• [What this task involves]: Omit every picture, then give all the entries again exactly.

• [Extracted data]:
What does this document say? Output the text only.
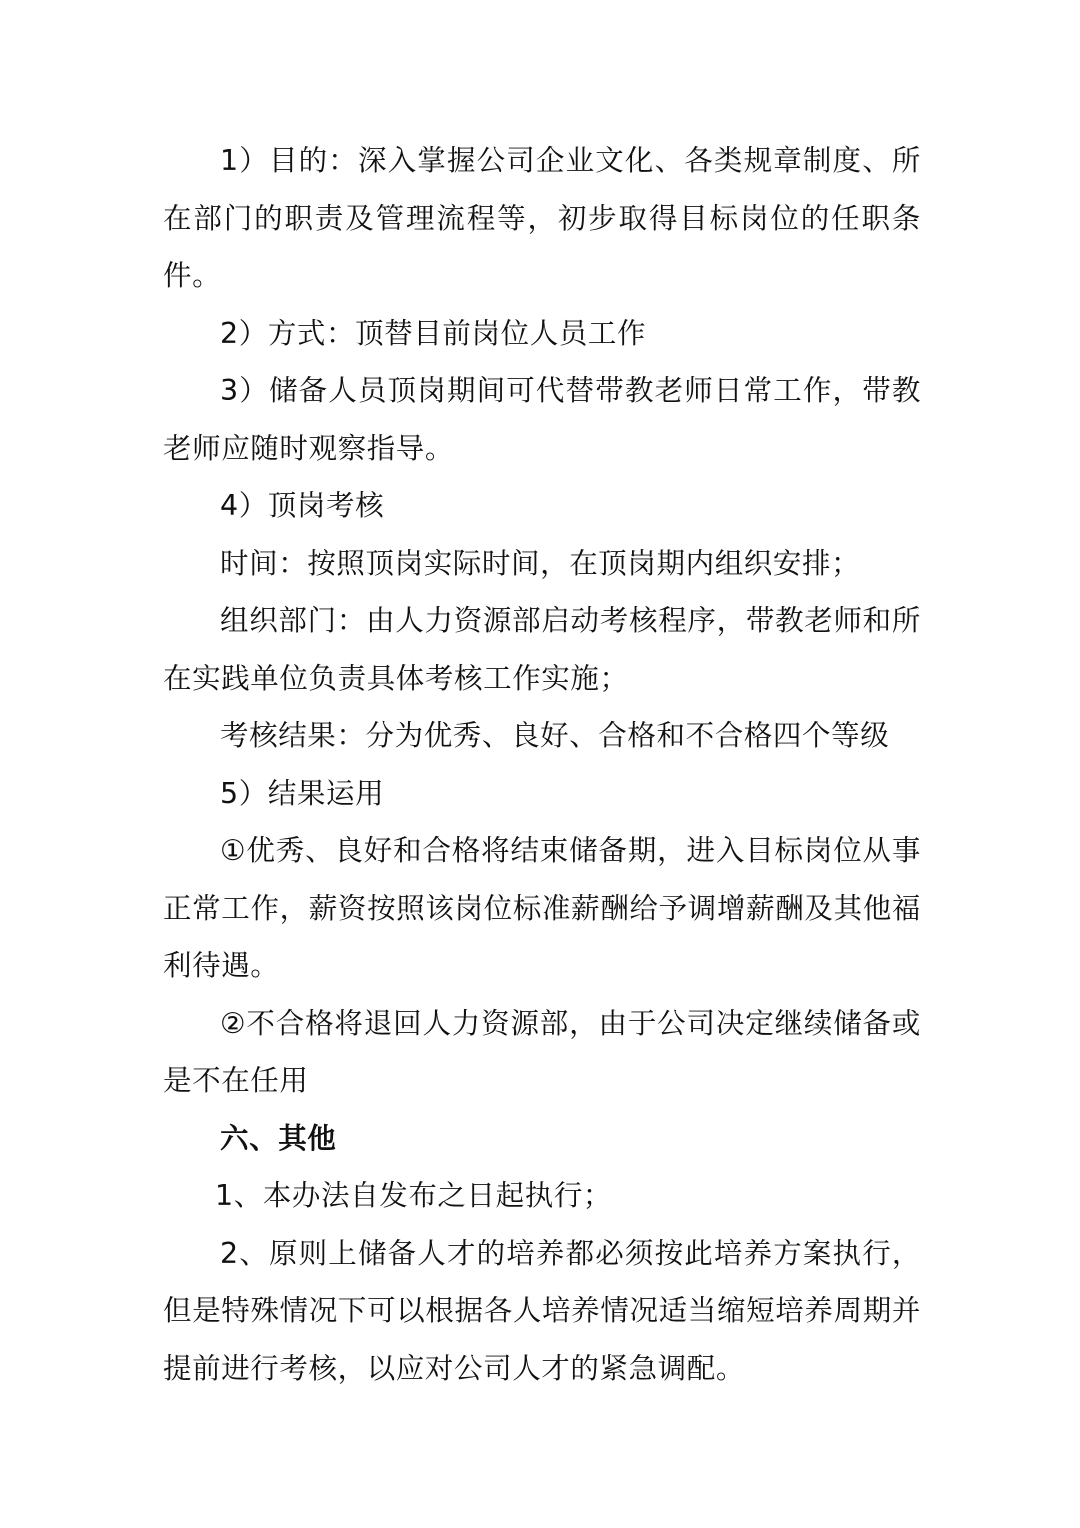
1）目的：深入掌握公司企业文化、各类规章制度、所在部门的职责及管理流程等，初步取得目标岗位的任职条件。

2）方式：顶替目前岗位人员工作

3）储备人员顶岗期间可代替带教老师日常工作，带教老师应随时观察指导。

4）顶岗考核

时间：按照顶岗实际时间，在顶岗期内组织安排；

组织部门：由人力资源部启动考核程序，带教老师和所在实践单位负责具体考核工作实施；

考核结果：分为优秀、良好、合格和不合格四个等级

5）结果运用

①优秀、良好和合格将结束储备期，进入目标岗位从事正常工作，薪资按照该岗位标准薪酬给予调增薪酬及其他福利待遇。

②不合格将退回人力资源部，由于公司决定继续储备或是不在任用

六、其他

1、本办法自发布之日起执行；

2、原则上储备人才的培养都必须按此培养方案执行，但是特殊情况下可以根据各人培养情况适当缩短培养周期并提前进行考核，以应对公司人才的紧急调配。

• [Full answer]:
What does this document say? Output the text only.
1）目的：深入掌握公司企业文化、各类规章制度、所在部门的职责及管理流程等，初步取得目标岗位的任职条件。

2）方式：顶替目前岗位人员工作

3）储备人员顶岗期间可代替带教老师日常工作，带教老师应随时观察指导。

4）顶岗考核

时间：按照顶岗实际时间，在顶岗期内组织安排；

组织部门：由人力资源部启动考核程序，带教老师和所在实践单位负责具体考核工作实施；

考核结果：分为优秀、良好、合格和不合格四个等级

5）结果运用

①优秀、良好和合格将结束储备期，进入目标岗位从事正常工作，薪资按照该岗位标准薪酬给予调增薪酬及其他福利待遇。

②不合格将退回人力资源部，由于公司决定继续储备或是不在任用

六、其他

1、本办法自发布之日起执行；

2、原则上储备人才的培养都必须按此培养方案执行，但是特殊情况下可以根据各人培养情况适当缩短培养周期并提前进行考核，以应对公司人才的紧急调配。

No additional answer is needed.